**TASK STATEMENT:**
Find the lines in these entries that include the word "lead" and state how many there are, with no other words.

**DATA FOR THE TASK:**
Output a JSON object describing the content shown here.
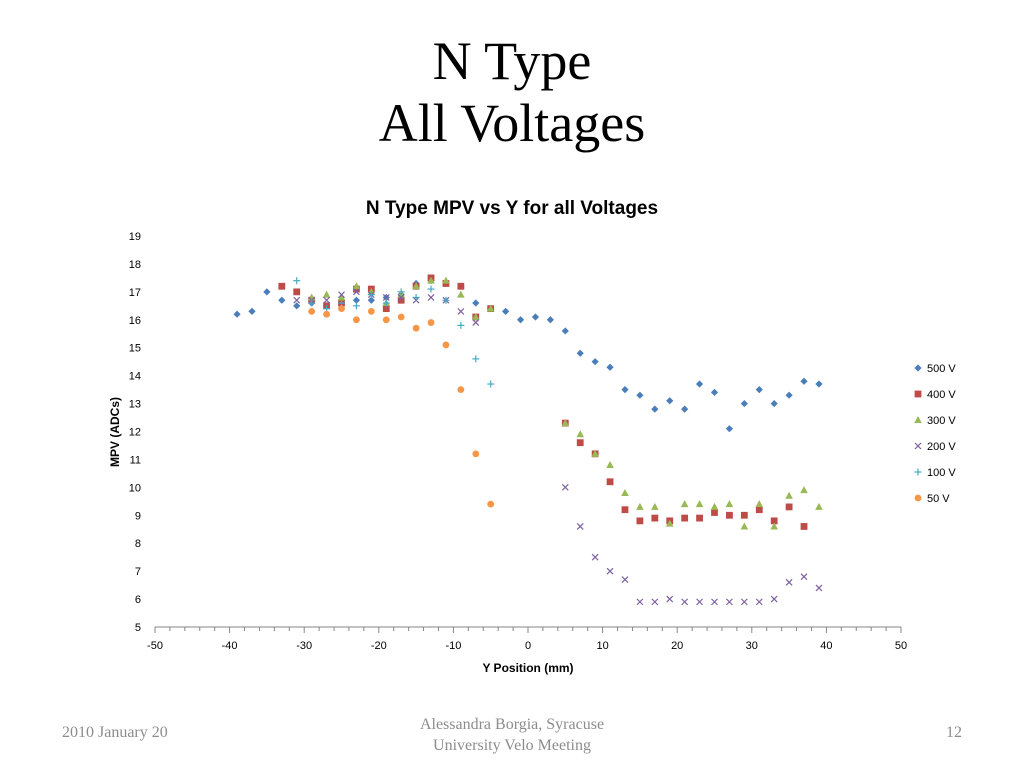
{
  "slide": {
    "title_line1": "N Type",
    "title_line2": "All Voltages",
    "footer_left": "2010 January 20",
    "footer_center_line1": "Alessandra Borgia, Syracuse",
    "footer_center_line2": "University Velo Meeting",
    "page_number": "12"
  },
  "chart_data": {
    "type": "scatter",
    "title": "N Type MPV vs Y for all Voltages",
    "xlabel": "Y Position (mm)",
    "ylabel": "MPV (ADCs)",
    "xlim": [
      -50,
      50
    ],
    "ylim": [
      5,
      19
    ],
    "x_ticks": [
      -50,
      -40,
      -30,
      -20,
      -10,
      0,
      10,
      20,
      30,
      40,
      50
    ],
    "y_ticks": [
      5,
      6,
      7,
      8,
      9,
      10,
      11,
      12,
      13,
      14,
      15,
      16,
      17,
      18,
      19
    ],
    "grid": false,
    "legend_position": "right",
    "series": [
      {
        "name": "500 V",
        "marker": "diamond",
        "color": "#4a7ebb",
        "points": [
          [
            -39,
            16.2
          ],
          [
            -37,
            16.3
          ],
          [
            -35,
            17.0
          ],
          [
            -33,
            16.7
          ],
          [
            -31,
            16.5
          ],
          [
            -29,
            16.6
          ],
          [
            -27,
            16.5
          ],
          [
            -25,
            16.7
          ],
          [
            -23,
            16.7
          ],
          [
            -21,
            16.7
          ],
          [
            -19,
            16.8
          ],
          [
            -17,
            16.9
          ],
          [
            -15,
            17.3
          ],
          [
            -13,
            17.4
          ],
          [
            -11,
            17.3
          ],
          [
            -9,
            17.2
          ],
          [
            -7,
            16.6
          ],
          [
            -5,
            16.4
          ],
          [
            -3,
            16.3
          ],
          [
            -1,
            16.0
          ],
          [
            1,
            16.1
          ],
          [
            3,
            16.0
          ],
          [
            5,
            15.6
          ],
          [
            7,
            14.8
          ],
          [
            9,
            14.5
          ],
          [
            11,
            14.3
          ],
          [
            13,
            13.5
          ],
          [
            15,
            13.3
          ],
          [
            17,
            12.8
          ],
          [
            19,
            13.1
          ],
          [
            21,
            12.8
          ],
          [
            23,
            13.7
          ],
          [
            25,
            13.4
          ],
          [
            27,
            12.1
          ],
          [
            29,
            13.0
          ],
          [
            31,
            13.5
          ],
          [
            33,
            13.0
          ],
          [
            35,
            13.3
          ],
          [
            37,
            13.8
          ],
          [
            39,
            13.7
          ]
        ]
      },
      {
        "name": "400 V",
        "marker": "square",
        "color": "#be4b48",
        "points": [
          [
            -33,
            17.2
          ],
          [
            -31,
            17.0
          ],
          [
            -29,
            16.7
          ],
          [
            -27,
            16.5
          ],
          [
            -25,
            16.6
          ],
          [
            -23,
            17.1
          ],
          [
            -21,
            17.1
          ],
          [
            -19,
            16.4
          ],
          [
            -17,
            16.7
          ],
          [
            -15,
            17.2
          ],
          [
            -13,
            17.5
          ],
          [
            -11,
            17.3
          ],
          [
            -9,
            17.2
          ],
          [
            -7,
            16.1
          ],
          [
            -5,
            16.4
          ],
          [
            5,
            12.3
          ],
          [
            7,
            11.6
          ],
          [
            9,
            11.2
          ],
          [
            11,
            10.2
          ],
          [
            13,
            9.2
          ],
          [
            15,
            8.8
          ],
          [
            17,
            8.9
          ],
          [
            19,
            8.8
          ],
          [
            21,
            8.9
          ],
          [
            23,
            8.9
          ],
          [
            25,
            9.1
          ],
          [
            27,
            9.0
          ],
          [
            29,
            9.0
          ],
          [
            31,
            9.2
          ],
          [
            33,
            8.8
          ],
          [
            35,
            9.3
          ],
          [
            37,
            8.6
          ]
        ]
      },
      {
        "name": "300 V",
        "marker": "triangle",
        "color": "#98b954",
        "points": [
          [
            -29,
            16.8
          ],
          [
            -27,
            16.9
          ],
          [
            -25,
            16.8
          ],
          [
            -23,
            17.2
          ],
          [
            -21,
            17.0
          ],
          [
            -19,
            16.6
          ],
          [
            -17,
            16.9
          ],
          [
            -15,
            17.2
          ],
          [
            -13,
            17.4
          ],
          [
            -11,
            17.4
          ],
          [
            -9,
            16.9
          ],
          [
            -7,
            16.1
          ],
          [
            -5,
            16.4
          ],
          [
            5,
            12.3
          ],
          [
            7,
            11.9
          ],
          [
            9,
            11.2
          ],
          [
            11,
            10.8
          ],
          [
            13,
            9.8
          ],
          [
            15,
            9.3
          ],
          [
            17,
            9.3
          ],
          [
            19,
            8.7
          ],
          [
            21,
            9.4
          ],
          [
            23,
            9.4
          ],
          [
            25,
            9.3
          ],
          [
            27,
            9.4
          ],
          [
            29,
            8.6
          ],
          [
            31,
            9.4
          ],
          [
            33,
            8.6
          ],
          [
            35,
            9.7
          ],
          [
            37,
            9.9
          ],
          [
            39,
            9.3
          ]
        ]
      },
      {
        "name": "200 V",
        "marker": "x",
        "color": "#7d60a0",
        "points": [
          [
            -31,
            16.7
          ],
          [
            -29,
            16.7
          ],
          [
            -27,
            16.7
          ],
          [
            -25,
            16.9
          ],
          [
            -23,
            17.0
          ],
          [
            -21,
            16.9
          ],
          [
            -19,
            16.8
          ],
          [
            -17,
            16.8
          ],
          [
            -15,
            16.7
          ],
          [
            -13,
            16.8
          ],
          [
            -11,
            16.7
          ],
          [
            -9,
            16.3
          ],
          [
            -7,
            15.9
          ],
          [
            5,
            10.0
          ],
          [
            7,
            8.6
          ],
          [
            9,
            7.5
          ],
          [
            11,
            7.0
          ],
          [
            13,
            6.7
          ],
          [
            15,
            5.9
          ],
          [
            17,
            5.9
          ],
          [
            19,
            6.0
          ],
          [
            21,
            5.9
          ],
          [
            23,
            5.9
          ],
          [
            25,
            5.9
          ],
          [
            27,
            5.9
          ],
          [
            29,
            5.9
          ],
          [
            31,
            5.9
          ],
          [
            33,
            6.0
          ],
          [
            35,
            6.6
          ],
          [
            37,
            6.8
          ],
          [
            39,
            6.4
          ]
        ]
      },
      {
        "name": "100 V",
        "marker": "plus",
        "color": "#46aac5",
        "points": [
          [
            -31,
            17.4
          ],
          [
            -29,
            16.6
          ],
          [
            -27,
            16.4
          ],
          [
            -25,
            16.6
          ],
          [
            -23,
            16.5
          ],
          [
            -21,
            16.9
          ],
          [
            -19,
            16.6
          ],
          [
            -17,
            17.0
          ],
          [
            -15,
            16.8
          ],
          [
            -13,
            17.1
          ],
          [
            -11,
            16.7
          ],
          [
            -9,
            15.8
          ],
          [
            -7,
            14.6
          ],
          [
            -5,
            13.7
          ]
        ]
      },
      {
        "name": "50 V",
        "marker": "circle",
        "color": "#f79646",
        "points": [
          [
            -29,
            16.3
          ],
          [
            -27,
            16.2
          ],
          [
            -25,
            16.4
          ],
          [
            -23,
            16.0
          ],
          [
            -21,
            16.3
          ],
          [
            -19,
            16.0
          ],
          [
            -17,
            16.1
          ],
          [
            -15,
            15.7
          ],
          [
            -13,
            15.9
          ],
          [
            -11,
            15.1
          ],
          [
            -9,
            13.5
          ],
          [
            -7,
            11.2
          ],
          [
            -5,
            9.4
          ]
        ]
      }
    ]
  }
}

--

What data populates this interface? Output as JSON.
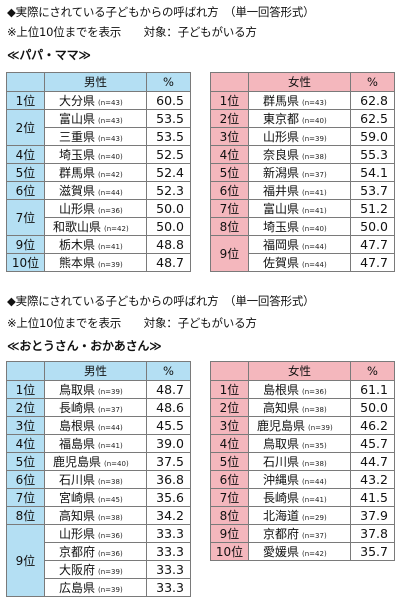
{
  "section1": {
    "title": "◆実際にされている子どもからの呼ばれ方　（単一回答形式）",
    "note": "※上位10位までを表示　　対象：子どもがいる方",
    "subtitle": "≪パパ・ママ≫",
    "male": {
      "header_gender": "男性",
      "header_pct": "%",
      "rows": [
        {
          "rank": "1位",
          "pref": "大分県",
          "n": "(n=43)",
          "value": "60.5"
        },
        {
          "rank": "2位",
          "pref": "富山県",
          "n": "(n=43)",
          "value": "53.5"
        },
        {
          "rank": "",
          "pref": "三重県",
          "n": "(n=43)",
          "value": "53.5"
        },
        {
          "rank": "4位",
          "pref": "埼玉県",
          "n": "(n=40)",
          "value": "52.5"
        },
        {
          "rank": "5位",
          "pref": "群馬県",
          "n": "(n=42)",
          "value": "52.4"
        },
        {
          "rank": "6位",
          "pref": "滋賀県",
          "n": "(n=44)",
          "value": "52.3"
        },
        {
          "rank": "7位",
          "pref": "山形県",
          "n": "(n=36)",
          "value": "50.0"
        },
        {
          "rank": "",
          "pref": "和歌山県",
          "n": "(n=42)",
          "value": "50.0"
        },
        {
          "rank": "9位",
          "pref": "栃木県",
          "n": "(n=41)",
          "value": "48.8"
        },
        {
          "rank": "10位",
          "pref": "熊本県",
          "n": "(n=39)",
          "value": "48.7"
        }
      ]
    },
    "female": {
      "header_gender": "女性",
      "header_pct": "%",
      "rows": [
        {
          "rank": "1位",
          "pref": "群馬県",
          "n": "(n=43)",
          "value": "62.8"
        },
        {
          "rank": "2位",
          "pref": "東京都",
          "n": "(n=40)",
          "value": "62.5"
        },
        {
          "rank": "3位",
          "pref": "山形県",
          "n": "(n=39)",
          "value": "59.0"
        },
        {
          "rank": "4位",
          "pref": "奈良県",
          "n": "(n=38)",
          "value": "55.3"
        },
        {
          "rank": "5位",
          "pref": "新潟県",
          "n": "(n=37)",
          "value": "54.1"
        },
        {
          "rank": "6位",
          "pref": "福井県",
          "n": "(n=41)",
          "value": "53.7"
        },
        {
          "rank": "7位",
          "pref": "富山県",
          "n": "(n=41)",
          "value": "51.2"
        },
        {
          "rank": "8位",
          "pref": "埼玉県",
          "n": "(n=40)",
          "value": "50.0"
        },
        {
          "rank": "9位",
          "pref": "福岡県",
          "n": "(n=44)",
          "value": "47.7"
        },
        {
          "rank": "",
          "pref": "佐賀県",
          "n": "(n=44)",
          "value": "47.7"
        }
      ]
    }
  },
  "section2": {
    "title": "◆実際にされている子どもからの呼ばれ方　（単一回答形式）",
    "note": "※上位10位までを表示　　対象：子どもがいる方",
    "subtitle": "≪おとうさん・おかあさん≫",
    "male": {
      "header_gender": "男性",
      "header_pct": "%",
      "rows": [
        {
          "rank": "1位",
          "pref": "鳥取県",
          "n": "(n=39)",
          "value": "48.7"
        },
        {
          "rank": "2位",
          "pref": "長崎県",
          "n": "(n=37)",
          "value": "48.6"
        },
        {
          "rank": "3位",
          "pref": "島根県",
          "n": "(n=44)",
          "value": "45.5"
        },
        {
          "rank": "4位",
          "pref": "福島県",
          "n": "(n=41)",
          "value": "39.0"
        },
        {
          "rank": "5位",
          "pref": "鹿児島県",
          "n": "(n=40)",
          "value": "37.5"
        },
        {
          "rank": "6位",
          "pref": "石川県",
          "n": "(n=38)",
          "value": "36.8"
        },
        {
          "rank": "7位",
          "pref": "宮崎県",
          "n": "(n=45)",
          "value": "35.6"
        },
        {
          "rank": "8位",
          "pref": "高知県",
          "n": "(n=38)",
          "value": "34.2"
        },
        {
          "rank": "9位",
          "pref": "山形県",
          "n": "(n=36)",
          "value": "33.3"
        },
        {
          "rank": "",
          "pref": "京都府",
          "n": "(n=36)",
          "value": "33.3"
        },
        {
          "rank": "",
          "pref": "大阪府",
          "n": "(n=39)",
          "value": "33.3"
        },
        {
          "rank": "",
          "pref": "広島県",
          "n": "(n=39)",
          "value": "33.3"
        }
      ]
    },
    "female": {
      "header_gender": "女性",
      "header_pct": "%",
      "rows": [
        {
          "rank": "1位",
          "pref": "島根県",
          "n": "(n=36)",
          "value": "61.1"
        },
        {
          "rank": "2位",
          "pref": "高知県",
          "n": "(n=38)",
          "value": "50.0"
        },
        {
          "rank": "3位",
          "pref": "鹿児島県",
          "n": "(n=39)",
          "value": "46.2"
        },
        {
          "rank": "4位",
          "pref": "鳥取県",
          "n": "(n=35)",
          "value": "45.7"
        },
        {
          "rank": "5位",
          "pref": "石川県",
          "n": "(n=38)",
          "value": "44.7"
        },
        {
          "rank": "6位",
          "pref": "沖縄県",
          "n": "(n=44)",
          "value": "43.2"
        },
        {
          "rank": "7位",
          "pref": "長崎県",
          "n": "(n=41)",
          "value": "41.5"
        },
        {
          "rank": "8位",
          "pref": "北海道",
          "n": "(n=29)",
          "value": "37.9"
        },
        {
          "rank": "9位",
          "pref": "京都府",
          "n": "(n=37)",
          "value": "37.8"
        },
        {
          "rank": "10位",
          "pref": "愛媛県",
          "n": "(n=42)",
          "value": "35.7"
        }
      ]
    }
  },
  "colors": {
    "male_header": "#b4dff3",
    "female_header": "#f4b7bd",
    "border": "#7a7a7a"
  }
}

...

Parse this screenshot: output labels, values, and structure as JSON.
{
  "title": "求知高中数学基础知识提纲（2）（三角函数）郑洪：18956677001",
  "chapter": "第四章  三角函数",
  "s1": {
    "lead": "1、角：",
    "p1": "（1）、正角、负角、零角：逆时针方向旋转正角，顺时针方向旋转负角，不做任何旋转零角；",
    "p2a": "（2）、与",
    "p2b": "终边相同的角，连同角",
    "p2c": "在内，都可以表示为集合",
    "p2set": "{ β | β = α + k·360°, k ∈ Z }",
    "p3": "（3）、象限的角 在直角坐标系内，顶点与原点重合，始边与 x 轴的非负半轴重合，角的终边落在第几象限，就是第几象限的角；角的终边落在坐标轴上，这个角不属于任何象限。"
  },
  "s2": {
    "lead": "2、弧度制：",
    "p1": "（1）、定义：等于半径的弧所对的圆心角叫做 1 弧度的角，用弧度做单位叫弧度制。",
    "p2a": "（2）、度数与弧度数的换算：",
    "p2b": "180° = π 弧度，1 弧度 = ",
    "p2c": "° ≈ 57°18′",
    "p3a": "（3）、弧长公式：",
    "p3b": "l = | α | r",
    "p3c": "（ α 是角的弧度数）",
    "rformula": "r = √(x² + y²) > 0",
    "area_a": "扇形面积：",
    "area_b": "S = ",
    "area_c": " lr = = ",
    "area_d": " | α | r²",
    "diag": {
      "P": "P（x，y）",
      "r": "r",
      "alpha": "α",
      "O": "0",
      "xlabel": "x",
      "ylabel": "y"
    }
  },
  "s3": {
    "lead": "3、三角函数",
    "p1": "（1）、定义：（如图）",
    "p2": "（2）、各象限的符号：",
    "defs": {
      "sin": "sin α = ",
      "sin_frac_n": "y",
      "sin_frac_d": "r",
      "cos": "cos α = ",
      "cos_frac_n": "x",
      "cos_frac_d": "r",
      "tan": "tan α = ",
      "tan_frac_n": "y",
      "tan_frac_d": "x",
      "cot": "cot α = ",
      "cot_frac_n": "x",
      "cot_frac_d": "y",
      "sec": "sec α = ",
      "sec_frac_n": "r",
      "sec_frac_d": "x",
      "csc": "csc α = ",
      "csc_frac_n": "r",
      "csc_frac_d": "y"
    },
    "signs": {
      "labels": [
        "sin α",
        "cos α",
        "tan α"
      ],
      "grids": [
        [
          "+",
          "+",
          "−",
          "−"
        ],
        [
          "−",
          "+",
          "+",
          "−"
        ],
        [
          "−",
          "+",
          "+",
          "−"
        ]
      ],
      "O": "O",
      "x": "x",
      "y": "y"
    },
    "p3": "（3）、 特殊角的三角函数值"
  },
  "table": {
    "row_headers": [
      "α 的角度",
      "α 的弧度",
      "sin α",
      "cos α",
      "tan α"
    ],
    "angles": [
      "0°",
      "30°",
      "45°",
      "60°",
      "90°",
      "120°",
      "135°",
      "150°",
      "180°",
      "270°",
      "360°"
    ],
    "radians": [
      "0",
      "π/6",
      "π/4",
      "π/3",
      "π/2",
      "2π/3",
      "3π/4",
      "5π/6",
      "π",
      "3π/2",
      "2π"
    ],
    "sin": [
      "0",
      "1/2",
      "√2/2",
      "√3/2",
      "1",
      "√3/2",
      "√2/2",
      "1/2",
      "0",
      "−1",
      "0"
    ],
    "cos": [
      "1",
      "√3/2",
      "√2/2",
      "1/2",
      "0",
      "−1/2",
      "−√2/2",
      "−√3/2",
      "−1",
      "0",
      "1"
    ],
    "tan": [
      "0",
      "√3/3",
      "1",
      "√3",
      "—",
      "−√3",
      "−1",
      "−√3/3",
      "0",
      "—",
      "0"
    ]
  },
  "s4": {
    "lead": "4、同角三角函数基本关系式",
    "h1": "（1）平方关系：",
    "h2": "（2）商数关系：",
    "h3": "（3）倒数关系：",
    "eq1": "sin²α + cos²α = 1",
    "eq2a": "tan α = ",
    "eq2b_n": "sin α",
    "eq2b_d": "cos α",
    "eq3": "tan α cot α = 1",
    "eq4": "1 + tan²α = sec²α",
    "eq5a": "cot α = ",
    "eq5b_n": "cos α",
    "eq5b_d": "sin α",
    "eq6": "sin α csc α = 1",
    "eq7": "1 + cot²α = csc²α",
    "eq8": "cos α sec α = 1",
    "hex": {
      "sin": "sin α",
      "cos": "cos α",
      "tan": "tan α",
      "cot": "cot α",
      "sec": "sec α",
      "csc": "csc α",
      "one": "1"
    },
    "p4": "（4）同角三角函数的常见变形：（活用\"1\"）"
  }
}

**FULL OUTPUT:**
4